**SET EXERCISE:**
Work out how many lines of the data hold the string "JSON", and reply with that number alone.

Figure dataset records
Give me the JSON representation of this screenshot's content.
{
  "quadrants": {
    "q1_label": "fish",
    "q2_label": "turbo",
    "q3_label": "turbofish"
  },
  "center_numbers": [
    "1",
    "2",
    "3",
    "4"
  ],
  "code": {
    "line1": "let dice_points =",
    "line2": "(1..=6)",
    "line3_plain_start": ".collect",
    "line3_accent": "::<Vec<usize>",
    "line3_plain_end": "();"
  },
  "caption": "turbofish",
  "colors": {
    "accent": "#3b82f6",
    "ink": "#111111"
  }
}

...

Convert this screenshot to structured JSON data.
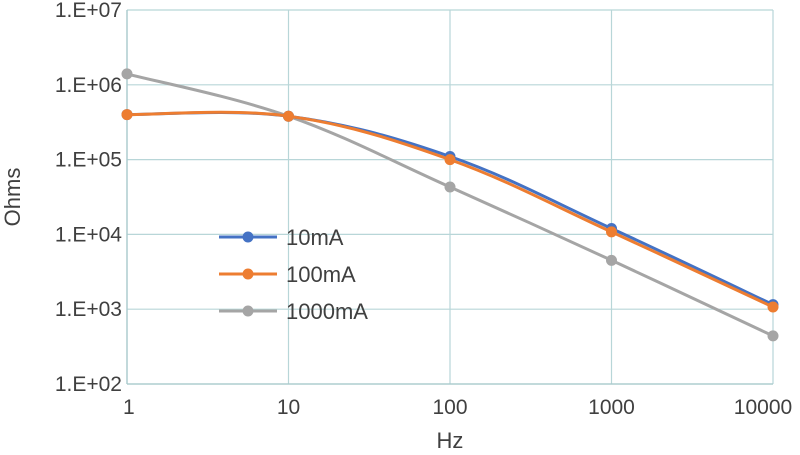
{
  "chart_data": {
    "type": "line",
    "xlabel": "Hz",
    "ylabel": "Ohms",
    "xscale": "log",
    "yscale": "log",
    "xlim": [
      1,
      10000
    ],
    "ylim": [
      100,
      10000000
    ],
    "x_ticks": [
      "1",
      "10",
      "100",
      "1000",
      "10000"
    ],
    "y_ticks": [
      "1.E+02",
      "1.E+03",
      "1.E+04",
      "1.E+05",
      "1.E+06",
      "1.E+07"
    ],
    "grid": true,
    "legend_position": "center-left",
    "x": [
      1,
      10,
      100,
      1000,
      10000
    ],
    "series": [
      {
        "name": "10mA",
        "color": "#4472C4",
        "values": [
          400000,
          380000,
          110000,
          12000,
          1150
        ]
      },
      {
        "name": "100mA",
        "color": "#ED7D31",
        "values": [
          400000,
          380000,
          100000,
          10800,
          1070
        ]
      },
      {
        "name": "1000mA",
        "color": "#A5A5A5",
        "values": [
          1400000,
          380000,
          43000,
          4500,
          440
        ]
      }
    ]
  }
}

**TASK ANSWER:**
2